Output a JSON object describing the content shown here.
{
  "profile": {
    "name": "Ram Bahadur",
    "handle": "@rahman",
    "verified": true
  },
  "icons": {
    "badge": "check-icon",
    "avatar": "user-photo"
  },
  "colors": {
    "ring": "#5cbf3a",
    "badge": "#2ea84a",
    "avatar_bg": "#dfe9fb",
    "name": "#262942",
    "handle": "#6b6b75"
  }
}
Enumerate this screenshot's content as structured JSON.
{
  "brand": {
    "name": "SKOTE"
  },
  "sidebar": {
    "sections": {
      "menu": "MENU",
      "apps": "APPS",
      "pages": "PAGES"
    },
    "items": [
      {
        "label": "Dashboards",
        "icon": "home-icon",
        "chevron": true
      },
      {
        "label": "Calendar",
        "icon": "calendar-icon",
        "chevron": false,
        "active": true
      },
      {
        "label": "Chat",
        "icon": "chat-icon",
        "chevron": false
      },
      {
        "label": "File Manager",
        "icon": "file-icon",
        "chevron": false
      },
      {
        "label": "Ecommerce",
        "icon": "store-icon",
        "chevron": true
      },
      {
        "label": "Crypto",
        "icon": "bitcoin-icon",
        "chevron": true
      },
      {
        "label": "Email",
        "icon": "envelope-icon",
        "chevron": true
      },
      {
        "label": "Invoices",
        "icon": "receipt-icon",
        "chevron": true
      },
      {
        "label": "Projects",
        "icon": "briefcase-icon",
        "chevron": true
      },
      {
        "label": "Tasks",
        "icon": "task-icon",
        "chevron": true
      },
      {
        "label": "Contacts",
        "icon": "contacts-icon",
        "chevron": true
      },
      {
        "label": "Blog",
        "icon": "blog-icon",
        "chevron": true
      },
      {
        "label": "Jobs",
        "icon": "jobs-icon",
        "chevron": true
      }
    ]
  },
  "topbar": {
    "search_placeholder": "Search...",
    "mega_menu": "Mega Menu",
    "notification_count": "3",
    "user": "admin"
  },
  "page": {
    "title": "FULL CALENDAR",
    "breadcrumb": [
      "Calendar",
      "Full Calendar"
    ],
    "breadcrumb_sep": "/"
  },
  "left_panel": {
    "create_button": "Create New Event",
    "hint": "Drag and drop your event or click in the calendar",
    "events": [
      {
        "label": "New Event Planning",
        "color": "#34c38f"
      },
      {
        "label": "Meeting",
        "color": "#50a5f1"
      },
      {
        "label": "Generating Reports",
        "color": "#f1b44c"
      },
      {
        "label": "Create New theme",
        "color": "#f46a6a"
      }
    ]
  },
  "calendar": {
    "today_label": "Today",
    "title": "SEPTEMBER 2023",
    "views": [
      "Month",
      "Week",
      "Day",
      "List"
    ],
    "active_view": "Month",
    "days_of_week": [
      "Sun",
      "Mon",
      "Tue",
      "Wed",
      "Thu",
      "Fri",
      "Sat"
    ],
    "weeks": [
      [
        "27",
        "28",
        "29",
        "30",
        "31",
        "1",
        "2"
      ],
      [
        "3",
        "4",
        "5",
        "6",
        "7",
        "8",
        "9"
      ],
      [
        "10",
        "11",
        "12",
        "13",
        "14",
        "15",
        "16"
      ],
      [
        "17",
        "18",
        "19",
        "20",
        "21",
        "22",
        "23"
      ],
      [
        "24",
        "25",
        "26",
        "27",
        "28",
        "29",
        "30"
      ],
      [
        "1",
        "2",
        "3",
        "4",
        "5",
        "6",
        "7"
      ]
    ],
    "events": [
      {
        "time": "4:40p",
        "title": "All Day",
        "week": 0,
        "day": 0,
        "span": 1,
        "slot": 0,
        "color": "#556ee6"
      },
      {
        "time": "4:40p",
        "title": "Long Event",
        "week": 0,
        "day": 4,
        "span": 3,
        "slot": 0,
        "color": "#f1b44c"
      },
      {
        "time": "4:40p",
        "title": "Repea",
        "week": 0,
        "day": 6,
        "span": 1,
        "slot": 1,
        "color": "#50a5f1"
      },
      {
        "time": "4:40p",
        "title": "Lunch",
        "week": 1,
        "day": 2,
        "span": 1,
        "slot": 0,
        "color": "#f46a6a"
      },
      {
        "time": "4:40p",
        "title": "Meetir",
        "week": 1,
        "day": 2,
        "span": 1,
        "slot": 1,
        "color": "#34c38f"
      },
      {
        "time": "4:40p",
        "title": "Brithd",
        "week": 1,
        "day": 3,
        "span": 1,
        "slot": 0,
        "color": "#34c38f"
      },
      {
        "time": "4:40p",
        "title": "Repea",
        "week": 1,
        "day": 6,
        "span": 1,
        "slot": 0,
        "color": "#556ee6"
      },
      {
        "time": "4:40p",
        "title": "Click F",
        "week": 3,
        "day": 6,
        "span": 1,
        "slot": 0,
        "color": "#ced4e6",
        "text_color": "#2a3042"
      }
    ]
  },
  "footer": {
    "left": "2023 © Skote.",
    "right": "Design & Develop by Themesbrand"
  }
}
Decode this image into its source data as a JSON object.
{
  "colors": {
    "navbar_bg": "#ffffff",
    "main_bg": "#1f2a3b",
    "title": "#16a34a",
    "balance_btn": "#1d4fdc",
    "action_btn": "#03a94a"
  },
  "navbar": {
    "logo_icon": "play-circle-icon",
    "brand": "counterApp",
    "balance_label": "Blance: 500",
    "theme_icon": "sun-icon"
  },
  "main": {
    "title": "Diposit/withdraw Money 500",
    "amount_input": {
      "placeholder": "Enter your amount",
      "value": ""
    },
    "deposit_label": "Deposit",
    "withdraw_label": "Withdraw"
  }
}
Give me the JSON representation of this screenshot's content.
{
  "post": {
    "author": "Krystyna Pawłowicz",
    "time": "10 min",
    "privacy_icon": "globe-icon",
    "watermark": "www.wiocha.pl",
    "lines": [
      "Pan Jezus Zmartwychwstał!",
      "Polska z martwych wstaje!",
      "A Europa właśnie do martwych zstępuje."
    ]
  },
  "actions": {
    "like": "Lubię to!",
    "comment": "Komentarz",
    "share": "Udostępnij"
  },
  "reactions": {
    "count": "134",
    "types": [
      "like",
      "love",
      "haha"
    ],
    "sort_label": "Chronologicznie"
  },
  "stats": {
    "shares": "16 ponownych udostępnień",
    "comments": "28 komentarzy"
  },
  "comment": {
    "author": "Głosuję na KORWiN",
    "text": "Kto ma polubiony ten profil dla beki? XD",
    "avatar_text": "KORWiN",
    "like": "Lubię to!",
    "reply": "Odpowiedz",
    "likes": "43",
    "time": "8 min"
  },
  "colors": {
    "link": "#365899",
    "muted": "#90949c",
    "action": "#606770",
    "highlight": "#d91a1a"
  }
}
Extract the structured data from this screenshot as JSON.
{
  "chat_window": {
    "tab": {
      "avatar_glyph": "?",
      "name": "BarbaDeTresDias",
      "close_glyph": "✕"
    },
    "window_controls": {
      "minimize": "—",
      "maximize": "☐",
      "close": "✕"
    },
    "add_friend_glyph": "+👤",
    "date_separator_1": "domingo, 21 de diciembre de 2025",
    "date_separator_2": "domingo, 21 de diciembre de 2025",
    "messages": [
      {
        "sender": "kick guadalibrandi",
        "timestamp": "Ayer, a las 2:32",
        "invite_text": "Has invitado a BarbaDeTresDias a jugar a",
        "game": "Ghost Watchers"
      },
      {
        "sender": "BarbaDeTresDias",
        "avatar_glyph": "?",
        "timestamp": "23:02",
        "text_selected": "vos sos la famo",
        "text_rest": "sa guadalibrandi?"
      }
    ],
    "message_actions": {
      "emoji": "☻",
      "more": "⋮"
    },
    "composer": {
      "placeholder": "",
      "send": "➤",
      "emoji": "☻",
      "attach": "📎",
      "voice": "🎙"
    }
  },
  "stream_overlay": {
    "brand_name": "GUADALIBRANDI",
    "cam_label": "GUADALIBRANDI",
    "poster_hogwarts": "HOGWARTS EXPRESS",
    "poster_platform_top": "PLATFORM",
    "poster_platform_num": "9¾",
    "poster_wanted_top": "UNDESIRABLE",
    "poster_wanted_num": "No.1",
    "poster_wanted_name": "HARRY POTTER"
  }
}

+++

Within the records above, how many lines include the word "data"? State the number by itself.

■ FINAL RESULT
2